[Start Document text]

New Jersey Supreme Court

Decided: April 28, 1933.


On appeal from the Supreme Court.

For the appellants, Kellogg & Chance.

For the respondent, Aaron L. Simon.

[110 NJL Page 524]


This is an appeal by the defendant below from a judgment recovered by the plaintiff in the New Jersey Supreme Court, Passaic County Circuit, on the following facts:

On September 4th, 1930, at noon, the automobile of the defendant Henry L. Smith, then under the control and management of his chauffeur, Hornstra, was traveling along Gregory avenue, in the city of Passaic, in a westerly direction. The plaintiff's decedent, a messenger boy aged sixteen, was riding his bicycle on the same street in an easterly direction. A collision took place, resulting in such serious injuries to the plaintiff's intestate that he died the same day. The trial court denied defendants' motion for a nonsuit and for a directed verdict.

The refusal of the court to nonsuit the plaintiff or direct a verdict in favor of the defendants is presented as error and argued upon the ground that there was no negligence on the part of the defendants that was the proximate cause of the happening and that the plaintiff's intestate was guilty of contributory negligence which was the proximate cause of the injuries and death. Now, if there was any negligence proven on the part of the defendants, or if there were any facts in the case from which such negligence could legitimately be inferred, or if the proofs on the question of contributory negligence were doubtful, the motions for nonsuit and direction of verdict were properly denied.

From the proofs submitted, the jury might have found, and doubtless did find, facts supporting the complaint in this case as evidenced by the following testimony:

One witness for the plaintiff, Joseph Berger, apparently disinterested, was near the scene of the accident at the time it happened. He had just gotten into his car, which was

[110 NJL Page 525]

parked at the curb on the right, and heard a crash. Looking up, he saw the plaintiff's intestate lying on the roadway, in a place to the right side of the center line of the road, defendant's car traveling thirty or forty feet after the collision took place. The boy's bicycle, too, was on the right of the center of the road. He further said that he heard no horn sounded as a warning, which fact defendant later admitted.

This accident happened almost in front of where the witness's car was stationed, a distance of about twenty feet away; he further says there was in fact no truck in front of the boy at the time and from behind which he came, as the defendant contends; that the boy was on the right-hand side of the roadway.

This testimony as to the position of the body of the plaintiff's intestate in the roadway, and that he lay well on the right-hand side of the center line of the road after the happening, was corroborated by two other apparently disinterested witnesses.

Now, on the motion for nonsuit, these proofs must be considered in the light most favorable to the plaintiff with all legitimate inferences that may be drawn therefrom and measuring the plaintiff's case by this rule it is plain that the court properly denied a motion for nonsuit.

[End Document text]

### [Problems to work on]
1. Translate this sentence from the appeal opinion into Spanish: "The trial court denied defendants' motion for a nonsuit and for a directed verdict."
2. Transcribe the stretch of the appeal opinion from "The refusal of" through "were properly denied.".
3. Write the next part of the appeal opinion, picking up after its last sentence.
This listing comes from a separate source.

[Start Data entries]

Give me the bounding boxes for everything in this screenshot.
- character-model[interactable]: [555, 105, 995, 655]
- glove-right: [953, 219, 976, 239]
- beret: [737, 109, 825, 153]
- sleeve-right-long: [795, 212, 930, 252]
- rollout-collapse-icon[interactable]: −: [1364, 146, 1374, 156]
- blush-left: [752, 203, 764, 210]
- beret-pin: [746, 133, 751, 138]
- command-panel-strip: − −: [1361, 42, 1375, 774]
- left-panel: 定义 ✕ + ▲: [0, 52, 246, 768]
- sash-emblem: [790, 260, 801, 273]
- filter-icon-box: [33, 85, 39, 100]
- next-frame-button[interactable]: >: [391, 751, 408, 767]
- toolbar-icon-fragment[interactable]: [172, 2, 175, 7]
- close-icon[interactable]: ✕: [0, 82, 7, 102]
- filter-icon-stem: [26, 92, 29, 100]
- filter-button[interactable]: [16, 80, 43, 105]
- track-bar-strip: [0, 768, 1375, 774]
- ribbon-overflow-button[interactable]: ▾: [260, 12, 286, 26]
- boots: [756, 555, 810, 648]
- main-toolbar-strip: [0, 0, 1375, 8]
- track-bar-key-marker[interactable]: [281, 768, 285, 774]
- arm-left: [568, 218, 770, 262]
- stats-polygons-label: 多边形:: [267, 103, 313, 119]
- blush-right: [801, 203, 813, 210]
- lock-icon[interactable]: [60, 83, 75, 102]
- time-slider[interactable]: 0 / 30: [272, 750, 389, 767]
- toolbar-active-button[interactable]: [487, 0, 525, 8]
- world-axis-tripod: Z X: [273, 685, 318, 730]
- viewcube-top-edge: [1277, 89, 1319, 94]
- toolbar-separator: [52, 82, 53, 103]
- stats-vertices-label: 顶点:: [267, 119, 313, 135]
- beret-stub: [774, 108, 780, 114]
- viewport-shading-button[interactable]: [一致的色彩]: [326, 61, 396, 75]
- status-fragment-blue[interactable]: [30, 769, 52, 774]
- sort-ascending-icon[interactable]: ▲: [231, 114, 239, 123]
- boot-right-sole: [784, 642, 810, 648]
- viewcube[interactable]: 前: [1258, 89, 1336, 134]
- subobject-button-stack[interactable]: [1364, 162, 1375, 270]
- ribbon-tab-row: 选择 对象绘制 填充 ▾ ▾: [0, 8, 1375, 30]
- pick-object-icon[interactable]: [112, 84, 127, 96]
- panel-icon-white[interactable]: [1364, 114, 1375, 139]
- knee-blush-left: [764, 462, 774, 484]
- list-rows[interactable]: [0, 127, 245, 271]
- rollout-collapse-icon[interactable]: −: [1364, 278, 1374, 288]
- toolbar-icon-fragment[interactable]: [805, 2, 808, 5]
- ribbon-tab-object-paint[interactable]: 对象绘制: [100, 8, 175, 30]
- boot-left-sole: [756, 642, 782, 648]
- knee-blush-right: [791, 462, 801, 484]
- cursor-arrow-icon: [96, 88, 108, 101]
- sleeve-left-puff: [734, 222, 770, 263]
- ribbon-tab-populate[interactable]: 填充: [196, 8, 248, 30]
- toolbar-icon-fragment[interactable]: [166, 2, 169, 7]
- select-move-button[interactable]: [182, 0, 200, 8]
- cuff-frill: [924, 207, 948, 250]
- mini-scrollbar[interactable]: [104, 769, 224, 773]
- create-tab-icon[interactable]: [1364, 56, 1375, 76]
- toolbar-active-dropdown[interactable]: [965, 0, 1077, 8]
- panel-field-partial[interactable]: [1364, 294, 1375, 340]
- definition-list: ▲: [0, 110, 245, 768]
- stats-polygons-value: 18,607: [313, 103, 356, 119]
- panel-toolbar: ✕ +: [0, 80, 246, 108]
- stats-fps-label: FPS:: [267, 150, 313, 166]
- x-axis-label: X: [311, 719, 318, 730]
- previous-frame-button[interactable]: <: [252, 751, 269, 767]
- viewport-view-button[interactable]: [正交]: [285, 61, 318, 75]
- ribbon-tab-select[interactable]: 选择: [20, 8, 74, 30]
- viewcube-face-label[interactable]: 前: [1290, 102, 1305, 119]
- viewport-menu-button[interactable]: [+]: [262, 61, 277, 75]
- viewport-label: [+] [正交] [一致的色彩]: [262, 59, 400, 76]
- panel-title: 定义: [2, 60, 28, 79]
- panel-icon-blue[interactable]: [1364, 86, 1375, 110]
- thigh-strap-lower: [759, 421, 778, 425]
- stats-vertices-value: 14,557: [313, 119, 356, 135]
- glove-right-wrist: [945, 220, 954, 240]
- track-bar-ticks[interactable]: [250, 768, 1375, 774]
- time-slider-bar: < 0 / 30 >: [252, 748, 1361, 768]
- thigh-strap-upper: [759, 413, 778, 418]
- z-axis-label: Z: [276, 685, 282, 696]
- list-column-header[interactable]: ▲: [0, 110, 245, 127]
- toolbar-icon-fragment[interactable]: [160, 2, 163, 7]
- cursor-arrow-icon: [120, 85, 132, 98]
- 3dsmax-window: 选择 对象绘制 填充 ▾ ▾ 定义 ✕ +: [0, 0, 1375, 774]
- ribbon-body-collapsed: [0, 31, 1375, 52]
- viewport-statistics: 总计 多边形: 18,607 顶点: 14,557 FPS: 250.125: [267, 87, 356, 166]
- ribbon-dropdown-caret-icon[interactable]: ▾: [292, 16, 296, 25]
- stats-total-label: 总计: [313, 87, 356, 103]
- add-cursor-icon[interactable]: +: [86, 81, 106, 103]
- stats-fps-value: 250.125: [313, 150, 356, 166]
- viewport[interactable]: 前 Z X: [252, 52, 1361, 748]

[End Data entries]

### [Answers to the exercise]
1. El tribunal de primera instancia denegó la moción de los demandados de sobreseimiento y de veredicto dirigido.

2.
The refusal of the court to nonsuit the plaintiff or direct a verdict in favor of the defendants is presented as error and argued upon the ground that there was no negligence on the part of the defendants that was the proximate cause of the happening and that the plaintiff's intestate was guilty of contributory negligence which was the proximate cause of the injuries and death. Now, if there was any negligence proven on the part of the defendants, or if there were any facts in the case from which such negligence could legitimately be inferred, or if the proofs on the question of contributory negligence were doubtful, the motions for nonsuit and direction of verdict were properly denied.

3.
On the defendants' case, plaintiff's testimony was in great part denied, the chauffeur testifying that the plaintiff's decedent "shot out from behind a truck" and into the left forward part of his automobile. It also indisputably appeared that the defendant's automobile emerged from this happening with a blown out left front tire and with the left door handle sheared off as well as damage to the left-hand tire well on front mudguard used to hold an extra tire. These, too, were significant facts for the jury's consideration, and that proof was likewise corroborated.

Now, as to motion for a direction of verdict, where, from the proofs, diametrically opposite conclusions may be reached, from the facts submitted by both sides, one favorable and the other unfavorable to the plaintiff, and these conclusions relate

[110 NJL Page 526]

both to the question of the defendants' negligence and to the question of contributory negligence of the plaintiff's intestate, the case should go to the jury. Consolidated Traction Co. v. Chenowith, 61 N.J.L. 554, citing Bahr v. Lombard, Ayres & Co., 53 Id. 233.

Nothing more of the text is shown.